-- Start of Records supplied --

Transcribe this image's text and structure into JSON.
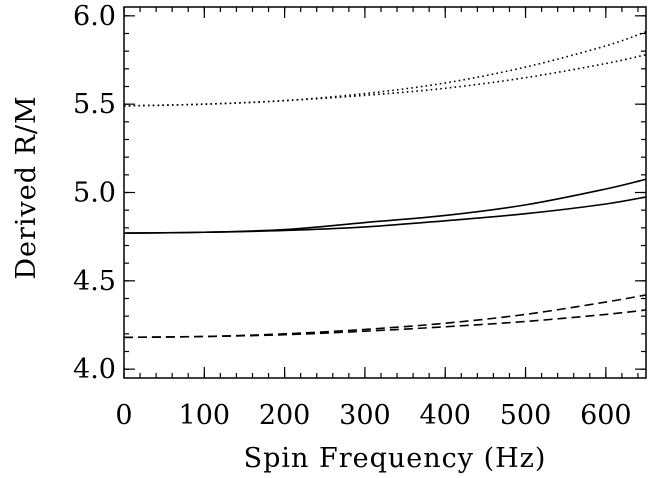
{
  "chart_data": {
    "type": "line",
    "title": "",
    "xlabel": "Spin Frequency (Hz)",
    "ylabel": "Derived R/M",
    "xlim": [
      0,
      650
    ],
    "ylim": [
      3.95,
      6.05
    ],
    "x_ticks": [
      0,
      100,
      200,
      300,
      400,
      500,
      600
    ],
    "x_tick_labels": [
      "0",
      "100",
      "200",
      "300",
      "400",
      "500",
      "600"
    ],
    "y_ticks": [
      4.0,
      4.5,
      5.0,
      5.5,
      6.0
    ],
    "y_tick_labels": [
      "4.0",
      "4.5",
      "5.0",
      "5.5",
      "6.0"
    ],
    "x_minor_step": 20,
    "y_minor_step": 0.1,
    "grid": false,
    "legend": "none",
    "series": [
      {
        "style": "dotted",
        "x": [
          0,
          100,
          200,
          300,
          400,
          500,
          600,
          650
        ],
        "y": [
          5.49,
          5.5,
          5.52,
          5.56,
          5.62,
          5.71,
          5.83,
          5.91
        ]
      },
      {
        "style": "dotted",
        "x": [
          0,
          100,
          200,
          300,
          400,
          500,
          600,
          650
        ],
        "y": [
          5.49,
          5.5,
          5.52,
          5.55,
          5.59,
          5.65,
          5.73,
          5.78
        ]
      },
      {
        "style": "solid",
        "x": [
          0,
          100,
          200,
          300,
          400,
          500,
          600,
          650
        ],
        "y": [
          4.77,
          4.775,
          4.79,
          4.83,
          4.87,
          4.93,
          5.02,
          5.075
        ]
      },
      {
        "style": "solid",
        "x": [
          0,
          100,
          200,
          300,
          400,
          500,
          600,
          650
        ],
        "y": [
          4.77,
          4.775,
          4.785,
          4.805,
          4.84,
          4.88,
          4.935,
          4.975
        ]
      },
      {
        "style": "dashed",
        "x": [
          0,
          100,
          200,
          300,
          400,
          500,
          600,
          650
        ],
        "y": [
          4.18,
          4.185,
          4.2,
          4.225,
          4.26,
          4.31,
          4.38,
          4.42
        ]
      },
      {
        "style": "dashed",
        "x": [
          0,
          100,
          200,
          300,
          400,
          500,
          600,
          650
        ],
        "y": [
          4.18,
          4.185,
          4.195,
          4.215,
          4.24,
          4.27,
          4.31,
          4.335
        ]
      }
    ]
  }
}
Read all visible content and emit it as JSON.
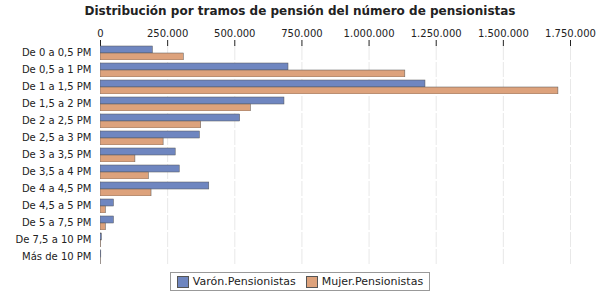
{
  "chart_data": {
    "type": "bar",
    "orientation": "horizontal",
    "title": "Distribución por tramos de pensión del número de pensionistas",
    "categories": [
      "De 0 a 0,5 PM",
      "De 0,5 a 1 PM",
      "De 1 a 1,5 PM",
      "De 1,5 a 2 PM",
      "De 2 a 2,5 PM",
      "De 2,5 a 3 PM",
      "De 3 a 3,5 PM",
      "De 3,5 a 4 PM",
      "De 4 a 4,5 PM",
      "De 4,5 a 5 PM",
      "De 5 a 7,5 PM",
      "De 7,5 a 10 PM",
      "Más de 10 PM"
    ],
    "series": [
      {
        "name": "Varón.Pensionistas",
        "color": "#6f86c0",
        "values": [
          195000,
          700000,
          1210000,
          685000,
          520000,
          370000,
          280000,
          295000,
          405000,
          50000,
          50000,
          5000,
          3000
        ]
      },
      {
        "name": "Mujer.Pensionistas",
        "color": "#dda27c",
        "values": [
          310000,
          1135000,
          1705000,
          560000,
          375000,
          235000,
          130000,
          180000,
          190000,
          20000,
          20000,
          2000,
          1000
        ]
      }
    ],
    "xlim": [
      0,
      1750000
    ],
    "xticks": [
      0,
      {
        "value": 250000,
        "label": "250.000"
      },
      {
        "value": 500000,
        "label": "500.000"
      },
      {
        "value": 750000,
        "label": "750.000"
      },
      {
        "value": 1000000,
        "label": "1.000.000"
      },
      {
        "value": 1250000,
        "label": "1.250.000"
      },
      {
        "value": 1500000,
        "label": "1.500.000"
      },
      {
        "value": 1750000,
        "label": "1.750.000"
      }
    ],
    "grid": true,
    "legend": "bottom"
  }
}
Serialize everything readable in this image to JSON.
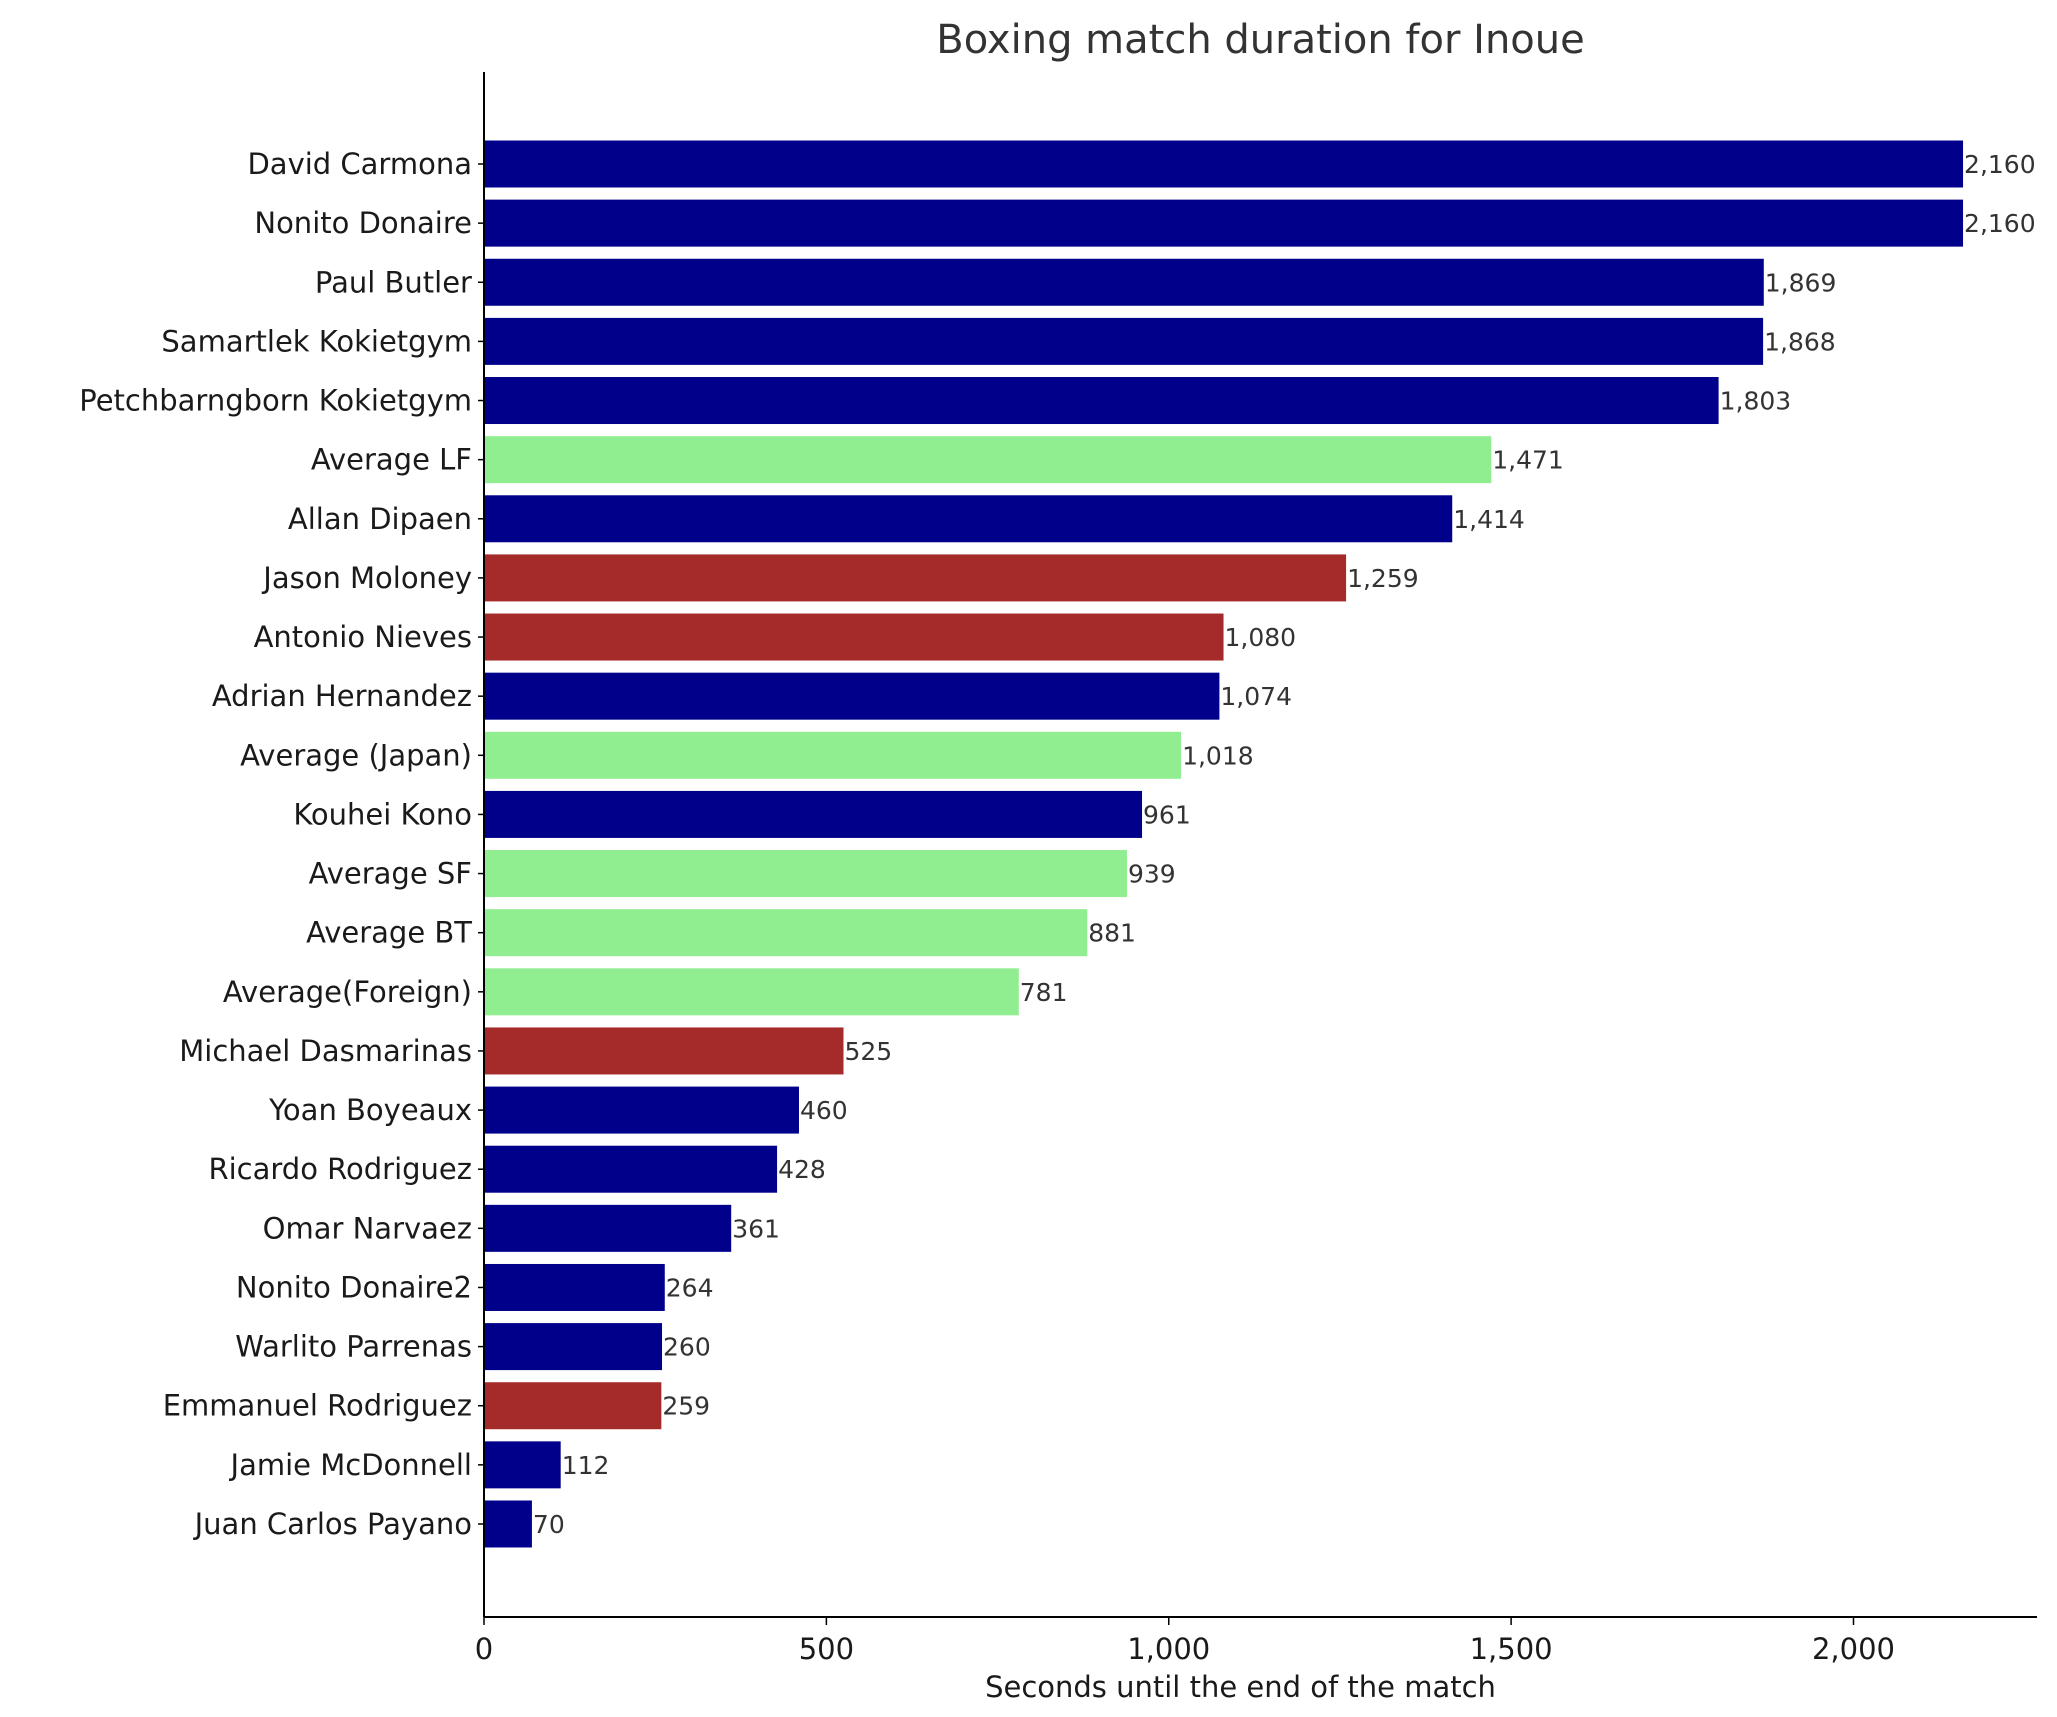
{
  "chart_data": {
    "type": "bar",
    "orientation": "horizontal",
    "title": "Boxing match duration for Inoue",
    "xlabel": "Seconds until the end of the match",
    "ylabel": "",
    "xlim": [
      0,
      2268
    ],
    "xticks": [
      0,
      500,
      1000,
      1500,
      2000
    ],
    "xtick_labels": [
      "0",
      "500",
      "1,000",
      "1,500",
      "2,000"
    ],
    "grid": false,
    "colors": {
      "opponent": "#00008b",
      "average": "#90ee90",
      "highlight": "#a52a2a"
    },
    "bars": [
      {
        "label": "David Carmona",
        "value": 2160,
        "value_label": "2,160",
        "group": "opponent"
      },
      {
        "label": "Nonito Donaire",
        "value": 2160,
        "value_label": "2,160",
        "group": "opponent"
      },
      {
        "label": "Paul Butler",
        "value": 1869,
        "value_label": "1,869",
        "group": "opponent"
      },
      {
        "label": "Samartlek Kokietgym",
        "value": 1868,
        "value_label": "1,868",
        "group": "opponent"
      },
      {
        "label": "Petchbarngborn Kokietgym",
        "value": 1803,
        "value_label": "1,803",
        "group": "opponent"
      },
      {
        "label": "Average LF",
        "value": 1471,
        "value_label": "1,471",
        "group": "average"
      },
      {
        "label": "Allan Dipaen",
        "value": 1414,
        "value_label": "1,414",
        "group": "opponent"
      },
      {
        "label": "Jason Moloney",
        "value": 1259,
        "value_label": "1,259",
        "group": "highlight"
      },
      {
        "label": "Antonio Nieves",
        "value": 1080,
        "value_label": "1,080",
        "group": "highlight"
      },
      {
        "label": "Adrian Hernandez",
        "value": 1074,
        "value_label": "1,074",
        "group": "opponent"
      },
      {
        "label": "Average (Japan)",
        "value": 1018,
        "value_label": "1,018",
        "group": "average"
      },
      {
        "label": "Kouhei Kono",
        "value": 961,
        "value_label": "961",
        "group": "opponent"
      },
      {
        "label": "Average SF",
        "value": 939,
        "value_label": "939",
        "group": "average"
      },
      {
        "label": "Average BT",
        "value": 881,
        "value_label": "881",
        "group": "average"
      },
      {
        "label": "Average(Foreign)",
        "value": 781,
        "value_label": "781",
        "group": "average"
      },
      {
        "label": "Michael Dasmarinas",
        "value": 525,
        "value_label": "525",
        "group": "highlight"
      },
      {
        "label": "Yoan Boyeaux",
        "value": 460,
        "value_label": "460",
        "group": "opponent"
      },
      {
        "label": "Ricardo Rodriguez",
        "value": 428,
        "value_label": "428",
        "group": "opponent"
      },
      {
        "label": "Omar Narvaez",
        "value": 361,
        "value_label": "361",
        "group": "opponent"
      },
      {
        "label": "Nonito Donaire2",
        "value": 264,
        "value_label": "264",
        "group": "opponent"
      },
      {
        "label": "Warlito Parrenas",
        "value": 260,
        "value_label": "260",
        "group": "opponent"
      },
      {
        "label": "Emmanuel Rodriguez",
        "value": 259,
        "value_label": "259",
        "group": "highlight"
      },
      {
        "label": "Jamie McDonnell",
        "value": 112,
        "value_label": "112",
        "group": "opponent"
      },
      {
        "label": "Juan Carlos Payano",
        "value": 70,
        "value_label": "70",
        "group": "opponent"
      }
    ]
  }
}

-- End of Records supplied --

Count the lines of the material that include the word "this", then report only the total.

2